Direction =>
Please copy the Diebold Nixdorf earnings release, starting with "NORTH CANTON, Ohio" and going on through "quarter financial results.", and rename "world leader" as "global leader".

##### Extract #####

Diebold Nixdorf Reports First Quarter Financial Results; Strong Growth in Revenue, Adjusted EBITDA and Adjusted EPS, with Free Cash Flow More Than Tripling Year-over-Year
Company grew revenue 6% YoY; backlog increased sequentially
Grew adjusted EBITDA and expanded adjusted EBITDA margin YoY
Record Q1 free cash flow marks sixth straight quarter of positive cash generation
Earnings per share grew on a GAAP basis and non-GAAP basis YoY
Company reaffirms 2026 outlook

NORTH CANTON, Ohio - Diebold Nixdorf (NYSE: DBD), a world leader in transforming the way people bank and shop, today reported its 2026 first quarter financial results.

##### Dataset records #####

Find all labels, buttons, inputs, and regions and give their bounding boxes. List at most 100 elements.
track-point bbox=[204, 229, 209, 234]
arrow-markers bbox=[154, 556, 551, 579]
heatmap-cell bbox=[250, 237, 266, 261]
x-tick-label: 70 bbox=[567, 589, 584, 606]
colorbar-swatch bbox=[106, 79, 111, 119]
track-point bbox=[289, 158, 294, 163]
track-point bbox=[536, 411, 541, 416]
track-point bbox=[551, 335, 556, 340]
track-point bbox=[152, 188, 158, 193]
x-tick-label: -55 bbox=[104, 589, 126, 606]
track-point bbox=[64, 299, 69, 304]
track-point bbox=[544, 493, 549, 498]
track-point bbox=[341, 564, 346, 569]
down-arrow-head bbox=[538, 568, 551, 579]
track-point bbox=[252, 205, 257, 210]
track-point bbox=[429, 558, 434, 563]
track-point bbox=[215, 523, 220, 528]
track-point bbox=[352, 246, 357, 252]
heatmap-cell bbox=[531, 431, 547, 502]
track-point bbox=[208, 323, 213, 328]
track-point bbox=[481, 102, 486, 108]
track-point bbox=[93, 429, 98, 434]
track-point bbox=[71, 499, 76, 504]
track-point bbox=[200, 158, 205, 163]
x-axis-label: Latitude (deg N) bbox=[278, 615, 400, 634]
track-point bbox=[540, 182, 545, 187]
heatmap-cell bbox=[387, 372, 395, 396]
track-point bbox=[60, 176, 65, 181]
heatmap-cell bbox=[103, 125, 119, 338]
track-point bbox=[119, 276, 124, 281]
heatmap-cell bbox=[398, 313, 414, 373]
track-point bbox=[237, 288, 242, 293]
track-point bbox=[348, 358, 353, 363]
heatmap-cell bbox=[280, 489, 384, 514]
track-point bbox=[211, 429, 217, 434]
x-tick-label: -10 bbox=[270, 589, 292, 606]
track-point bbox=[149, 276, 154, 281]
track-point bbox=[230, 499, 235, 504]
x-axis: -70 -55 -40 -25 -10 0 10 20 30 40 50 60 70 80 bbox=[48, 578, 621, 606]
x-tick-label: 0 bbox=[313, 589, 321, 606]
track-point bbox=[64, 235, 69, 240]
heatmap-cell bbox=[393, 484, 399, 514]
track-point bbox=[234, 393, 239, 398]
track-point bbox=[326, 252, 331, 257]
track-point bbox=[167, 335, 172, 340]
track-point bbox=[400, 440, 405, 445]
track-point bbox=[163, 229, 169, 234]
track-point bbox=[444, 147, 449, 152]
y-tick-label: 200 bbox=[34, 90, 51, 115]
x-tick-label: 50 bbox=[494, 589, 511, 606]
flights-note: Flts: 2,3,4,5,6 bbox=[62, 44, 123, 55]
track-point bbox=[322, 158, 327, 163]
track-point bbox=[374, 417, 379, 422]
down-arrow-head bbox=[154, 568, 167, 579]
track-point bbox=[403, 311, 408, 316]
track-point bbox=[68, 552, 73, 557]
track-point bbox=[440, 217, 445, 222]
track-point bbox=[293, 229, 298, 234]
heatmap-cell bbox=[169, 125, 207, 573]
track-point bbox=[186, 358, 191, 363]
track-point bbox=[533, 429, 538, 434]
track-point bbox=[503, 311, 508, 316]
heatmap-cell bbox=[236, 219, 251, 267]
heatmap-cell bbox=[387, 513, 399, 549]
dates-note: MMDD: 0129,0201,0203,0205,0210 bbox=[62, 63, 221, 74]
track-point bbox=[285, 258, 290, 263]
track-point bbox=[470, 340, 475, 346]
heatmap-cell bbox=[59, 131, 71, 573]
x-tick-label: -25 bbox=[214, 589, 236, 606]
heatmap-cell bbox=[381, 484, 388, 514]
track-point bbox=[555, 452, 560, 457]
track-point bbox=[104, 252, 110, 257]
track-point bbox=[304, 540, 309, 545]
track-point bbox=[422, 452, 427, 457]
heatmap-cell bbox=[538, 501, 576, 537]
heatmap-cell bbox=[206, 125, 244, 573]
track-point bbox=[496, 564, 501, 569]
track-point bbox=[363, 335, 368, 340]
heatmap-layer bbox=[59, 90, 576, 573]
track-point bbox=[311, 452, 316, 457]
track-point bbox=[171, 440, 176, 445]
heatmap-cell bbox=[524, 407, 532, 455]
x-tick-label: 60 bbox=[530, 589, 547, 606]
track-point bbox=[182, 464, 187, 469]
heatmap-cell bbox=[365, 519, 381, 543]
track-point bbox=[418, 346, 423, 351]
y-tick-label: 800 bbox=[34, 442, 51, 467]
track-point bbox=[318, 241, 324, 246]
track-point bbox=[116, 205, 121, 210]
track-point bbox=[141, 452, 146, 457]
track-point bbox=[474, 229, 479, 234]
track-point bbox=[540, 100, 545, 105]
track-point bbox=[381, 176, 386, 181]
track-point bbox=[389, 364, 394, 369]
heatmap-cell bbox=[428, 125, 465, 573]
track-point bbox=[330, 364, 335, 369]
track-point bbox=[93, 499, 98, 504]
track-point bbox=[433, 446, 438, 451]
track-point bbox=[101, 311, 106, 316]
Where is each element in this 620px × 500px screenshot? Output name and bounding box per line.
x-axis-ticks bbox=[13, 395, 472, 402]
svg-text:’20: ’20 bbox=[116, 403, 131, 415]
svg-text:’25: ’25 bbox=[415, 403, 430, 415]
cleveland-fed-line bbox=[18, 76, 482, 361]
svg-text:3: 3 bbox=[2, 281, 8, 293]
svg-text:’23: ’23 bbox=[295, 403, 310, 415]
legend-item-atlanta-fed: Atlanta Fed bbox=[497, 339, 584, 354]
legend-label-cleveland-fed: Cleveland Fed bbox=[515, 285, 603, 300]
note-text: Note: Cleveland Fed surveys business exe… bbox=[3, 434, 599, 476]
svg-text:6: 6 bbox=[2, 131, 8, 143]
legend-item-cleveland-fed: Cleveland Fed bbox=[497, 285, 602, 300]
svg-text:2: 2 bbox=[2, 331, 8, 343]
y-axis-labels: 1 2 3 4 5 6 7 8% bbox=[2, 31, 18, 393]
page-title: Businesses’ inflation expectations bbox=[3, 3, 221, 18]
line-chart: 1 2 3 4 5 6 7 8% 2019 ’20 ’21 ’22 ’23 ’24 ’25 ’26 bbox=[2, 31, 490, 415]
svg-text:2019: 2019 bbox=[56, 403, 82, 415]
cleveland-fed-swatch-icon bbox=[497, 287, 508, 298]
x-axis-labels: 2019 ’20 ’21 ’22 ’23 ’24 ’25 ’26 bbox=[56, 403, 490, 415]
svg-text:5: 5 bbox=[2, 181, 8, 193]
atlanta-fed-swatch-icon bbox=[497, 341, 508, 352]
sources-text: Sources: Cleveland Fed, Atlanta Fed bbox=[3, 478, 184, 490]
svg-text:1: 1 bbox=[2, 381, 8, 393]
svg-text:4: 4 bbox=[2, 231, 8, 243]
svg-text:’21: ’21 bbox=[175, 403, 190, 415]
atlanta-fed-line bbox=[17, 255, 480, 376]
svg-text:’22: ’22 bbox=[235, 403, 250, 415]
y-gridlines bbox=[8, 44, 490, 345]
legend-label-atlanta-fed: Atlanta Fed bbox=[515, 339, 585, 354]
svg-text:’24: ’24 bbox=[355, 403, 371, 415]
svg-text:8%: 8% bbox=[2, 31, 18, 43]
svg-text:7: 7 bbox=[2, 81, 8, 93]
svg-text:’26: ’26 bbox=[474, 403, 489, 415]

#####

Answer for this exercise =>
NORTH CANTON, Ohio - Diebold Nixdorf (NYSE: DBD), a global leader in transforming the way people bank and shop, today reported its 2026 first quarter financial results.